WHAT THE TASK REQUIRES: Wherever the word "screenshot" turns up in a line of the entries, copy that line.

INFORMATION PROVIDED:

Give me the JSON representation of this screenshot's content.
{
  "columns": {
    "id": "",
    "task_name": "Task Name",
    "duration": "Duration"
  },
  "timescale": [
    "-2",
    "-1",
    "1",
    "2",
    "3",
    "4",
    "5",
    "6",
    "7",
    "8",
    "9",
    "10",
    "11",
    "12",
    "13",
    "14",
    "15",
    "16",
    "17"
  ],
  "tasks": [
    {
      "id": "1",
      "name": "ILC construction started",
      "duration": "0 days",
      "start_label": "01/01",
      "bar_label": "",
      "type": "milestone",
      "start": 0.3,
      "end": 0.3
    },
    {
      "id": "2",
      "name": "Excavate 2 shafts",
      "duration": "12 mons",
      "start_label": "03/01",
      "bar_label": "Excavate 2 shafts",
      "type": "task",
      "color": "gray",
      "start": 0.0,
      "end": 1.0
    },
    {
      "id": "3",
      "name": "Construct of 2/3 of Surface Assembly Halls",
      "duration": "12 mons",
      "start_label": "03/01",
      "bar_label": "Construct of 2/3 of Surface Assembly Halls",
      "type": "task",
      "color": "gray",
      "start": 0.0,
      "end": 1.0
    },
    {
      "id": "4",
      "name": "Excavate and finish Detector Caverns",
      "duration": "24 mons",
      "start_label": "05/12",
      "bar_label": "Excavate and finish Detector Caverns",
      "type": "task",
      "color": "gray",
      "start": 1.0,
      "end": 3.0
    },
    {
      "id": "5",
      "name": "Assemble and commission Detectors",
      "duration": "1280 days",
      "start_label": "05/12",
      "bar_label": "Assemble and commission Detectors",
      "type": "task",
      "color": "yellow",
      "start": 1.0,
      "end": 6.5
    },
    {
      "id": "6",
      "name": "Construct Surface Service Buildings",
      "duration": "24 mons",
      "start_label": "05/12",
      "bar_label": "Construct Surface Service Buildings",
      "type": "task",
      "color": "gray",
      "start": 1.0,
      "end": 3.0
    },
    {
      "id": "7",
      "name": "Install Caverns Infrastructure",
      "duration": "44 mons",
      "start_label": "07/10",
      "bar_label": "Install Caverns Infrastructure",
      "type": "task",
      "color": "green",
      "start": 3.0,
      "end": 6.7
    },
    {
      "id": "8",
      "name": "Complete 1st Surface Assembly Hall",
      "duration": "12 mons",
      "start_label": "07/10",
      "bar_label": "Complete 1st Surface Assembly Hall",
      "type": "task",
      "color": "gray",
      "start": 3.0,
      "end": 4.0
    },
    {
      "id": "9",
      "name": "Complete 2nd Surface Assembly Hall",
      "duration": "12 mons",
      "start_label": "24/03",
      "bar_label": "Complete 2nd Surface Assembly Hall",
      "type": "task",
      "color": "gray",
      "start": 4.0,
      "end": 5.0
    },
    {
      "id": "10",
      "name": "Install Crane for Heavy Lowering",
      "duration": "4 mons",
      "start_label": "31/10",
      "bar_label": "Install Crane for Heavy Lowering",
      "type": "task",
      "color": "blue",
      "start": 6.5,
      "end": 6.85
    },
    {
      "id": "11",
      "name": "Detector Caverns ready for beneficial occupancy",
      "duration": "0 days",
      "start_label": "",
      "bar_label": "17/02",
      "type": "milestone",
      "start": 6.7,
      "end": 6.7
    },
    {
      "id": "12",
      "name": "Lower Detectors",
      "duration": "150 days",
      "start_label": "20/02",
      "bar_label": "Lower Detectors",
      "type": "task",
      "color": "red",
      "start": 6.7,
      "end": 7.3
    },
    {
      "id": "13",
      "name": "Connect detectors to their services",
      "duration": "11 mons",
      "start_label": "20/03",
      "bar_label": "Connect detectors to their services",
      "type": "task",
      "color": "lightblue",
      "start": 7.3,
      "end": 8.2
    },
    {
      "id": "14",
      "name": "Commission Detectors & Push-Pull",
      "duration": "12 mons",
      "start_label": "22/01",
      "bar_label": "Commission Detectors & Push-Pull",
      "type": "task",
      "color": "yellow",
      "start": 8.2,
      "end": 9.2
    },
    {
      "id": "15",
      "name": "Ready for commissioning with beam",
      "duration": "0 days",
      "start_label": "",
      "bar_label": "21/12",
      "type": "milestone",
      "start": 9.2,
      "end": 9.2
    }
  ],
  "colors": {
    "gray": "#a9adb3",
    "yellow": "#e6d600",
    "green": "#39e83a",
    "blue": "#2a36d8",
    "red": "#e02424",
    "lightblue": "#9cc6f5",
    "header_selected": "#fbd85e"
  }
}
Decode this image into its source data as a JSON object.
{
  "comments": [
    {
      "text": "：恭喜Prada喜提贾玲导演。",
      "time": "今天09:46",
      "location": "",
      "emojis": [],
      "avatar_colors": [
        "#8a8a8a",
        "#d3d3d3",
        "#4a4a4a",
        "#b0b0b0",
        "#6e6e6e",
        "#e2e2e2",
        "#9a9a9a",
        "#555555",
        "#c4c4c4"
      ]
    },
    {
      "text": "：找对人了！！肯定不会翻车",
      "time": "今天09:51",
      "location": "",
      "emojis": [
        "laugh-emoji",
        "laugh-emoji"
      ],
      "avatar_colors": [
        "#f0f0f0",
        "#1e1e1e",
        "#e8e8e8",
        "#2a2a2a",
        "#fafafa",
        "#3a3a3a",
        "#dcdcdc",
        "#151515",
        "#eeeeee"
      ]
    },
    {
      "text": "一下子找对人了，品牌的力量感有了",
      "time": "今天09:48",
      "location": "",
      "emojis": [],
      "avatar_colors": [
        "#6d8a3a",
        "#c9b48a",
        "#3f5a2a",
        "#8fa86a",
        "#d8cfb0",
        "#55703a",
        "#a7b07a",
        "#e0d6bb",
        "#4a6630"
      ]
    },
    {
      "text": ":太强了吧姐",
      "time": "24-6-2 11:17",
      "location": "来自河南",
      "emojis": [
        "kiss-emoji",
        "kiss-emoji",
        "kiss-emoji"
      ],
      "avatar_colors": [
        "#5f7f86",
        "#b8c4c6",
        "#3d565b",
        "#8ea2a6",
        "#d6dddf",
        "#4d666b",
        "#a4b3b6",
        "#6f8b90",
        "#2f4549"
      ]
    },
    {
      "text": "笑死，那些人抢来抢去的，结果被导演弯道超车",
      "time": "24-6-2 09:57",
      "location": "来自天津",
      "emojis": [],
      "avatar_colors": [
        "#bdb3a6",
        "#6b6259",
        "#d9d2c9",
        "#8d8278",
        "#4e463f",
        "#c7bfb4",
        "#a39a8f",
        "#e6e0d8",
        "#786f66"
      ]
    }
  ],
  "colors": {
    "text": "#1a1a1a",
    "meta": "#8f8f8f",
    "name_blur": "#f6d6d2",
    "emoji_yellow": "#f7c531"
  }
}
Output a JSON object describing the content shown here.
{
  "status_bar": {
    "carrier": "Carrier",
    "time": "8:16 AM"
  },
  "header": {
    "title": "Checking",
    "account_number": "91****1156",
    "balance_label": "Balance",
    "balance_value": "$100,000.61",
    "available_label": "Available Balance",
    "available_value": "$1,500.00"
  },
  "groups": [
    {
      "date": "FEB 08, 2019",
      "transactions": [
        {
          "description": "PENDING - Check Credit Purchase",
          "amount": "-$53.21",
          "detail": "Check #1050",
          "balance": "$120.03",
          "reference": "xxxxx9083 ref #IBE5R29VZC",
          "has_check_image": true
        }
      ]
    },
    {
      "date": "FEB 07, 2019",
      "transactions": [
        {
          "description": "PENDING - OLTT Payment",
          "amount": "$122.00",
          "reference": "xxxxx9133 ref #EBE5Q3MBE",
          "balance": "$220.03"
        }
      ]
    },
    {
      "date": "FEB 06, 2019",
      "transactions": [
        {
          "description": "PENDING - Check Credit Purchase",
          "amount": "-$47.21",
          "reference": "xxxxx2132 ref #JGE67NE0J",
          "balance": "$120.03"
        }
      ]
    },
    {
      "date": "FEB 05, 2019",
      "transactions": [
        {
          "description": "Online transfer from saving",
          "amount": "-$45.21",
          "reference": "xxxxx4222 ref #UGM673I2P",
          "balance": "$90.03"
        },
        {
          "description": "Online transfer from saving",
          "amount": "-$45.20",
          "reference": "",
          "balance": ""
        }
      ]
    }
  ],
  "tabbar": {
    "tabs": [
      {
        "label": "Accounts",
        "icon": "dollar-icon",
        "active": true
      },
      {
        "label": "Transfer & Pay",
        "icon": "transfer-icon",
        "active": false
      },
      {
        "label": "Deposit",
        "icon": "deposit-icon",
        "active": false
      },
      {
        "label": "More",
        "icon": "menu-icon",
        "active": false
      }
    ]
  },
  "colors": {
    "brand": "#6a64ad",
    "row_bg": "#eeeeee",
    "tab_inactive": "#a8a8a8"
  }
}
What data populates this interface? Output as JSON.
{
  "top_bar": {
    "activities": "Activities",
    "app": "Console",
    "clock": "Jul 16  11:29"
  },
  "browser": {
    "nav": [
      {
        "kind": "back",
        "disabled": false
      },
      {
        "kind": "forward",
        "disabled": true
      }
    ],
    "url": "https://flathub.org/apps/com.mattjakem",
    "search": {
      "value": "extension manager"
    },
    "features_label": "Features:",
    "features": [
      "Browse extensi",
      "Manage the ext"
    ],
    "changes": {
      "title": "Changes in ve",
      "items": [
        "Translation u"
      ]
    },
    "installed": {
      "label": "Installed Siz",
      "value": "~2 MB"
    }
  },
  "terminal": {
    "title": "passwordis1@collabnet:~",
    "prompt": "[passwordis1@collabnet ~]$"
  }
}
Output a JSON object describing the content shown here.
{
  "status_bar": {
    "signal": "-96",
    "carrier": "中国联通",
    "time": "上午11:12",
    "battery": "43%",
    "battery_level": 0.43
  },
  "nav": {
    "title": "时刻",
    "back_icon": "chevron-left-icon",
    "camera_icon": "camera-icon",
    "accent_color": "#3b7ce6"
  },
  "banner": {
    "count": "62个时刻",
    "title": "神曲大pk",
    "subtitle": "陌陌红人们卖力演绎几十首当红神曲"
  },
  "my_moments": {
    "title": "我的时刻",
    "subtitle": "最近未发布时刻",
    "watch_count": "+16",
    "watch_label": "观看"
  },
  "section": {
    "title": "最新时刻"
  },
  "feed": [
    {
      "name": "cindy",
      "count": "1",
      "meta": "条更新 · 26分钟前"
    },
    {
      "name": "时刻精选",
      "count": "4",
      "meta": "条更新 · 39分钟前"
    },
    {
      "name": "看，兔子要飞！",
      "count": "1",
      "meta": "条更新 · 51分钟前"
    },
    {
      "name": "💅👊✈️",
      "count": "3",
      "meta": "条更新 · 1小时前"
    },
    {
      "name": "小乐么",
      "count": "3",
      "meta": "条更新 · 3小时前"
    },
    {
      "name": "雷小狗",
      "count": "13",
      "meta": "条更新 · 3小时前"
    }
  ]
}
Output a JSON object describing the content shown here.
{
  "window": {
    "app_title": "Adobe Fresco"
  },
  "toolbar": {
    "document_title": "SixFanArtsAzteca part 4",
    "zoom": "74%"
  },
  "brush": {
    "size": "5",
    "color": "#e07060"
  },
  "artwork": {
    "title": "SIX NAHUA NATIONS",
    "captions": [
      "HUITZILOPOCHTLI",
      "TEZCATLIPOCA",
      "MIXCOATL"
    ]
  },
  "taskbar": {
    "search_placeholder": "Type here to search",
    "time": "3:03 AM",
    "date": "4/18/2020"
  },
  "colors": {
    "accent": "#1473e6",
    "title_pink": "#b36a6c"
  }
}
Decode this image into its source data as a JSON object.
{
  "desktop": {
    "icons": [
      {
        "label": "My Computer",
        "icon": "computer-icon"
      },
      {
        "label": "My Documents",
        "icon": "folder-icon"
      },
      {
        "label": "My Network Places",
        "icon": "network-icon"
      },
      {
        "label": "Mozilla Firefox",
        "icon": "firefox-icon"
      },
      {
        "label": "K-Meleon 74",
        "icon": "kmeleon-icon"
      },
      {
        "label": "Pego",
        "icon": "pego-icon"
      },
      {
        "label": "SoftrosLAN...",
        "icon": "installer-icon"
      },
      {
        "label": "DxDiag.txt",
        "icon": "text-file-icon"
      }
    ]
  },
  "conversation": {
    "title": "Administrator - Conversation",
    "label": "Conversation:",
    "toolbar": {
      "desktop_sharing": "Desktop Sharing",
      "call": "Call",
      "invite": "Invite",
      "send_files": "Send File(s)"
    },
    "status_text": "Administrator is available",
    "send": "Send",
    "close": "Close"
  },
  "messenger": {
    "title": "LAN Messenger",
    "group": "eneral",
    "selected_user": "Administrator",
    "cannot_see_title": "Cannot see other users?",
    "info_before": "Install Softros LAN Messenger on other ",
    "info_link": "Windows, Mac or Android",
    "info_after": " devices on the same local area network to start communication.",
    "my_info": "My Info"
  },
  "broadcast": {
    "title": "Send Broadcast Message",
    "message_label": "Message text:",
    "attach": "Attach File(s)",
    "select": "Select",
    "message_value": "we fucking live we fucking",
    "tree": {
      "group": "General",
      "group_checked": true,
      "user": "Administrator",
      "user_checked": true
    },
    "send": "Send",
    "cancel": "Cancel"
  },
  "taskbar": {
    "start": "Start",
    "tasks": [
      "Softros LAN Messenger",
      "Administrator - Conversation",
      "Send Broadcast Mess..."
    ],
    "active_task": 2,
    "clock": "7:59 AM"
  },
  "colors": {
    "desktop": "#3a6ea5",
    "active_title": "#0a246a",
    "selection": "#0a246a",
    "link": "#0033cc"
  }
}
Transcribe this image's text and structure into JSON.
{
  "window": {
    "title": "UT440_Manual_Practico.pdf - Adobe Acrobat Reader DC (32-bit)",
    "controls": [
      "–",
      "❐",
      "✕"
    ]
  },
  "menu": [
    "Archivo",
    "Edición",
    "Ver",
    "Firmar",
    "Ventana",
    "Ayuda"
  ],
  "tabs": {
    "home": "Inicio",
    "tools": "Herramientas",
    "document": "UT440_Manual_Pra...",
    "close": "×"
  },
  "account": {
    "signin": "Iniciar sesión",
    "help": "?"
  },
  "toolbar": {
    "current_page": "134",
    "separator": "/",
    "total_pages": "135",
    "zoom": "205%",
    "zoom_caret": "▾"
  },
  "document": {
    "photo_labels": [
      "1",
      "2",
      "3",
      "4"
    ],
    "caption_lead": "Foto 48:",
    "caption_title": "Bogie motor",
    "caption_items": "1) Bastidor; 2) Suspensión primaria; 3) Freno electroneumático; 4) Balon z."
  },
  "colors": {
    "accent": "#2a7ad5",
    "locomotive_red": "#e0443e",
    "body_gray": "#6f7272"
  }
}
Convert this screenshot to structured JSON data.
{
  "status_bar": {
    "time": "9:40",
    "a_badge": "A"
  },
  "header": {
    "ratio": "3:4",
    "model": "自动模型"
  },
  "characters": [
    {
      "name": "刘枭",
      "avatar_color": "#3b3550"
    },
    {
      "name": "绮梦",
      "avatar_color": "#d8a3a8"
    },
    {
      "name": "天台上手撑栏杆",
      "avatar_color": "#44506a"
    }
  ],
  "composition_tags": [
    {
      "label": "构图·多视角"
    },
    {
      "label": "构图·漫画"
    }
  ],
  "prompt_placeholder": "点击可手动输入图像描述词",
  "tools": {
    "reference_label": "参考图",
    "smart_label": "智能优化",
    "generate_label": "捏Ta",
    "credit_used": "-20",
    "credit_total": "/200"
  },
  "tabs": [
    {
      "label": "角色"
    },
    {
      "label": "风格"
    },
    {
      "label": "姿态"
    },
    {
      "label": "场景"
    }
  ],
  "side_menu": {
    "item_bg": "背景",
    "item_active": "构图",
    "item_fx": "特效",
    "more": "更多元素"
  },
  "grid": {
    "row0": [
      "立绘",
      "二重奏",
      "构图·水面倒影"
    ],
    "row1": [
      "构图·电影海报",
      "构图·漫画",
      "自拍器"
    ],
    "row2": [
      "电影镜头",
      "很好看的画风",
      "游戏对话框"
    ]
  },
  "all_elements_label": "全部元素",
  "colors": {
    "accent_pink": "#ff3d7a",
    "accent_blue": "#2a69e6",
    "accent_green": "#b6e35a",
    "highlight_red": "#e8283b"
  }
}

RESPONSE TO THIS TASK:
Give me the JSON representation of this screenshot's content.
Convert this screenshot to structured JSON data.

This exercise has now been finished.